• _WHAT THE TASK REQUIRES_:
Every record here should be printed again exactly.

• _AVAILABLE DATA_:
====

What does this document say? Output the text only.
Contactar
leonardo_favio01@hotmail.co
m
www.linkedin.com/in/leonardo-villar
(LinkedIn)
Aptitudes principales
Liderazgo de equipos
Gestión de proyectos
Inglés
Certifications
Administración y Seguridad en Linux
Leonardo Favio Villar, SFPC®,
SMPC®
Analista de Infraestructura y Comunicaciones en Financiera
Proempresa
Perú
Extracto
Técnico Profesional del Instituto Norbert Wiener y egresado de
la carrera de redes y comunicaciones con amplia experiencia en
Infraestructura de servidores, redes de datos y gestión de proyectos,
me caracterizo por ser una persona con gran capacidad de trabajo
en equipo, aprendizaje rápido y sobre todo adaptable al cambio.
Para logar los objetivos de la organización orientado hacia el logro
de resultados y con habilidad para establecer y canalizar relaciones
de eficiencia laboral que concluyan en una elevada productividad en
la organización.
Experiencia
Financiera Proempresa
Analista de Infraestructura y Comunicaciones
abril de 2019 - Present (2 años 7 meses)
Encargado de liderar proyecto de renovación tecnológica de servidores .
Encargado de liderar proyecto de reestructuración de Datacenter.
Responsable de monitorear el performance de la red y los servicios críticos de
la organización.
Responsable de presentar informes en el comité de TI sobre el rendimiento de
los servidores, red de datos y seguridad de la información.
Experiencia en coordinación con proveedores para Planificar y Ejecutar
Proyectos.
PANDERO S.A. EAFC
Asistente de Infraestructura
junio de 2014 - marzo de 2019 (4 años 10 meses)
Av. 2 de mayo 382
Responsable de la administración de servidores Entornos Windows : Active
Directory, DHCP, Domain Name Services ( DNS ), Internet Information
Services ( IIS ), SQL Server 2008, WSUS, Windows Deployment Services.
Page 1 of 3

====

• _PROBLEM SOLUTION_:
What does this document say? Output the text only.
Contactar
leonardo_favio01@hotmail.co
m
www.linkedin.com/in/leonardo-villar
(LinkedIn)
Aptitudes principales
Liderazgo de equipos
Gestión de proyectos
Inglés
Certifications
Administración y Seguridad en Linux
Leonardo Favio Villar, SFPC®,
SMPC®
Analista de Infraestructura y Comunicaciones en Financiera
Proempresa
Perú
Extracto
Técnico Profesional del Instituto Norbert Wiener y egresado de
la carrera de redes y comunicaciones con amplia experiencia en
Infraestructura de servidores, redes de datos y gestión de proyectos,
me caracterizo por ser una persona con gran capacidad de trabajo
en equipo, aprendizaje rápido y sobre todo adaptable al cambio.
Para logar los objetivos de la organización orientado hacia el logro
de resultados y con habilidad para establecer y canalizar relaciones
de eficiencia laboral que concluyan en una elevada productividad en
la organización.
Experiencia
Financiera Proempresa
Analista de Infraestructura y Comunicaciones
abril de 2019 - Present (2 años 7 meses)
Encargado de liderar proyecto de renovación tecnológica de servidores .
Encargado de liderar proyecto de reestructuración de Datacenter.
Responsable de monitorear el performance de la red y los servicios críticos de
la organización.
Responsable de presentar informes en el comité de TI sobre el rendimiento de
los servidores, red de datos y seguridad de la información.
Experiencia en coordinación con proveedores para Planificar y Ejecutar
Proyectos.
PANDERO S.A. EAFC
Asistente de Infraestructura
junio de 2014 - marzo de 2019 (4 años 10 meses)
Av. 2 de mayo 382
Responsable de la administración de servidores Entornos Windows : Active
Directory, DHCP, Domain Name Services ( DNS ), Internet Information
Services ( IIS ), SQL Server 2008, WSUS, Windows Deployment Services.
Page 1 of 3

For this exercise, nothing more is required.